## BEGIN

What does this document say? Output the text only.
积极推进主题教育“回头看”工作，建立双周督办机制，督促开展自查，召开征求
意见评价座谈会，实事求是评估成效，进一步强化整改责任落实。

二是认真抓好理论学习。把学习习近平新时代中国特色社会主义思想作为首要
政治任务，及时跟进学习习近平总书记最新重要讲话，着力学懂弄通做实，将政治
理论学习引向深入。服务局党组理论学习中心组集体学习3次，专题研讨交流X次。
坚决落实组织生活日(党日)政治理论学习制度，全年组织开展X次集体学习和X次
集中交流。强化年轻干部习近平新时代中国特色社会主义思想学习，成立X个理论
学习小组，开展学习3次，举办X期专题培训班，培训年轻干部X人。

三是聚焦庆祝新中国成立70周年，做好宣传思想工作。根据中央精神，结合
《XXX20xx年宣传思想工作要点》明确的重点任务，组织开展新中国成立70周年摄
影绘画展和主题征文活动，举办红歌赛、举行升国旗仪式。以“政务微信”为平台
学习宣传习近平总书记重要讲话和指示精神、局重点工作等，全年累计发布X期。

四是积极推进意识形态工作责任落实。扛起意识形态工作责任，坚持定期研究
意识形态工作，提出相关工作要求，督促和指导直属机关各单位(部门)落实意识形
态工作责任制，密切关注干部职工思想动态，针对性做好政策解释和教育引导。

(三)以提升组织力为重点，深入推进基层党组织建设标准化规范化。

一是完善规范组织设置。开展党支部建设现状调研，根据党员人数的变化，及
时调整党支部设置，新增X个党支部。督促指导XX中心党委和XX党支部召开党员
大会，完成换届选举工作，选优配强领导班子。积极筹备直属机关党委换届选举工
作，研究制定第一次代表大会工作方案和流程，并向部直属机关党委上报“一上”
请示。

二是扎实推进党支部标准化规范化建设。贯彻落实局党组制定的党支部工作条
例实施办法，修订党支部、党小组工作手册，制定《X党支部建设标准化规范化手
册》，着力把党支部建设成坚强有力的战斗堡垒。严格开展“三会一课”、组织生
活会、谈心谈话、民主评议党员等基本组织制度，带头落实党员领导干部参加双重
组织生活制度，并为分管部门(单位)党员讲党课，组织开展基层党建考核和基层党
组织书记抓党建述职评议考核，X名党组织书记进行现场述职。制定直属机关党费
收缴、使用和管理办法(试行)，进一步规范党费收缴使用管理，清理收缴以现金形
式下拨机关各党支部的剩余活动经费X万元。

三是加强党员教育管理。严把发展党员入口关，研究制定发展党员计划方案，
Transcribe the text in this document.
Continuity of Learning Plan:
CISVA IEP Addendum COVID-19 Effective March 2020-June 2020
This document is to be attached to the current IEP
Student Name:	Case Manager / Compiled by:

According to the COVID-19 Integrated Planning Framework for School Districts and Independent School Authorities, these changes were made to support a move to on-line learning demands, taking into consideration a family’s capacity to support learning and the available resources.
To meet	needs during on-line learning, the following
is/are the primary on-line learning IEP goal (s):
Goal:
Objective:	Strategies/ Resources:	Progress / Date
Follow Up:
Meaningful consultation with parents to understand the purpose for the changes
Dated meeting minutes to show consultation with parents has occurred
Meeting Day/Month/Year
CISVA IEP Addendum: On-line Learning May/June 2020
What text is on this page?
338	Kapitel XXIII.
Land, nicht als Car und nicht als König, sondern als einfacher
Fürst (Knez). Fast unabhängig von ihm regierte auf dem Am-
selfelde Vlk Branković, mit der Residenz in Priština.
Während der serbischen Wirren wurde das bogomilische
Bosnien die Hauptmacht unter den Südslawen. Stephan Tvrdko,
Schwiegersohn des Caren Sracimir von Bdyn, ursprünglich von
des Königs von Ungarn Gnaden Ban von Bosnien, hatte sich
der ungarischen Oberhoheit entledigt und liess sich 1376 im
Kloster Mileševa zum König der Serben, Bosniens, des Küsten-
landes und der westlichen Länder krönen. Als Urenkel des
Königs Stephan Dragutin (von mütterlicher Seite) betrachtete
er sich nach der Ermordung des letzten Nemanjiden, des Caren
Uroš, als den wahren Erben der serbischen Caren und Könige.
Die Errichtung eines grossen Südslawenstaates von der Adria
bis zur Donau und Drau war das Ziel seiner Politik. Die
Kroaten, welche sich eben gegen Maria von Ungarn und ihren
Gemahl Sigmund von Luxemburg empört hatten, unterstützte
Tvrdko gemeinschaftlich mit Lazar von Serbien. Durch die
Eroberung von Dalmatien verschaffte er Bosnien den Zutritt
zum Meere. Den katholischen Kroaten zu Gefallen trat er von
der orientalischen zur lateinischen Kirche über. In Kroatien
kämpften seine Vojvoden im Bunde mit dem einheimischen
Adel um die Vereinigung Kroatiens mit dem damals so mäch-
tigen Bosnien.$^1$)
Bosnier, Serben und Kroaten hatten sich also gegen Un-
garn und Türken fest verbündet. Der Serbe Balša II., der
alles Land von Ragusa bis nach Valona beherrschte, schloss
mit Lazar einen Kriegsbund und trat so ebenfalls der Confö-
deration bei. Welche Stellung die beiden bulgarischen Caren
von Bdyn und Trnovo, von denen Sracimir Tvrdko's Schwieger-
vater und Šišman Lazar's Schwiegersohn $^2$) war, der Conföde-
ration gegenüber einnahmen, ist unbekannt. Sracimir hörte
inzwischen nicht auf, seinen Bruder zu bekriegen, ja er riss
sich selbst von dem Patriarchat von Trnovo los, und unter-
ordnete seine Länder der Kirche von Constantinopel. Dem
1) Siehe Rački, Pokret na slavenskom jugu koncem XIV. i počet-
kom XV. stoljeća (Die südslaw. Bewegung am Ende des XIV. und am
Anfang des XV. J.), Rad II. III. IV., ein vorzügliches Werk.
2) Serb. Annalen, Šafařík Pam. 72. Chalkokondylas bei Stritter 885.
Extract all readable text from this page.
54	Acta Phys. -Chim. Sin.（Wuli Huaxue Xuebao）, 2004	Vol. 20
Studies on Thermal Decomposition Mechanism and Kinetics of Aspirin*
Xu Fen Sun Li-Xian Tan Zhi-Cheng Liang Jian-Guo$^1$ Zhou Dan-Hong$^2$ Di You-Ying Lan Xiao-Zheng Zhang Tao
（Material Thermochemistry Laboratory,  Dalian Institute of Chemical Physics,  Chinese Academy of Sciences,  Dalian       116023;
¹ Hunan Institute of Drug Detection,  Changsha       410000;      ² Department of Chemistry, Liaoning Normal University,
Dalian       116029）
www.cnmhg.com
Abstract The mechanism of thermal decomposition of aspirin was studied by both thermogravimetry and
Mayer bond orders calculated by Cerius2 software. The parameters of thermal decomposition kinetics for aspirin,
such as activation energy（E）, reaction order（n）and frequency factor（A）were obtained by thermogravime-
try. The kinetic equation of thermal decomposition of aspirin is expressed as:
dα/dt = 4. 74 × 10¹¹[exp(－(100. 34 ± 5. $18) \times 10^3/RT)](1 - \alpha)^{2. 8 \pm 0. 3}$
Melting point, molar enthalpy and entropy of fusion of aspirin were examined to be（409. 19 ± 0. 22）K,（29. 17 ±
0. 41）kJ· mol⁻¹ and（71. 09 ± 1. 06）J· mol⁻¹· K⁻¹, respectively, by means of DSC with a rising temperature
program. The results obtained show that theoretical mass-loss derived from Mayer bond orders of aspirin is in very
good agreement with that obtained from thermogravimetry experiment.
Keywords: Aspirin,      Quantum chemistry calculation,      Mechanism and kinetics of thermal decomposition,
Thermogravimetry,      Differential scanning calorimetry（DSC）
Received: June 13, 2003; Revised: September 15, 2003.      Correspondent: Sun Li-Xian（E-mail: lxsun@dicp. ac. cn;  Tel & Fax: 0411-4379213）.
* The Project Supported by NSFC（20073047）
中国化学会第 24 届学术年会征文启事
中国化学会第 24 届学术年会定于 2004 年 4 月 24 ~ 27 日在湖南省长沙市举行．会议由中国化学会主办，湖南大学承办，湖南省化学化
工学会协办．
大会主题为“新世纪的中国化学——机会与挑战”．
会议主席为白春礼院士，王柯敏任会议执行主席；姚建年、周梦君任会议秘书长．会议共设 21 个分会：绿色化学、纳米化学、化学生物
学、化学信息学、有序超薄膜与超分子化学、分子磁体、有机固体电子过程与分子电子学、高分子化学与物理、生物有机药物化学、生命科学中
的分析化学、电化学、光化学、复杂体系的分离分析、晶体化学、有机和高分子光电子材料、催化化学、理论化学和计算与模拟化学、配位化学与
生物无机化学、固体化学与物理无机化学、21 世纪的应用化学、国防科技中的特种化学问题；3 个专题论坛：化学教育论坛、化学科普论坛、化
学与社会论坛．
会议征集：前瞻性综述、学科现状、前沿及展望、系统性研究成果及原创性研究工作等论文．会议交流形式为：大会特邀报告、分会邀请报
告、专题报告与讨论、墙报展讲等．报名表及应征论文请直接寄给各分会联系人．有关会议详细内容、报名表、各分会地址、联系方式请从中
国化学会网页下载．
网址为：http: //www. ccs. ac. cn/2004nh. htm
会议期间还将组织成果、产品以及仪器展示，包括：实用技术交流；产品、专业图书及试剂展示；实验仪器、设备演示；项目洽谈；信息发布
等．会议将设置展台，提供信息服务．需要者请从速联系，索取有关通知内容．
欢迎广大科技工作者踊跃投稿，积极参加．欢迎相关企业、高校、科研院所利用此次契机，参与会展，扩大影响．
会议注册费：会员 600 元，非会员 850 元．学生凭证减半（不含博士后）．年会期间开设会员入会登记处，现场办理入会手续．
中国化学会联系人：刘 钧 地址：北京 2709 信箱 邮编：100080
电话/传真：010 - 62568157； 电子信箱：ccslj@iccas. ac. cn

## END

STATED GOAL => Copy every line that includes the string "text" from the material above.

FULL ANSWER =>
What does this document say? Output the text only.
Transcribe the text in this document.
What text is on this page?
Extract all readable text from this page.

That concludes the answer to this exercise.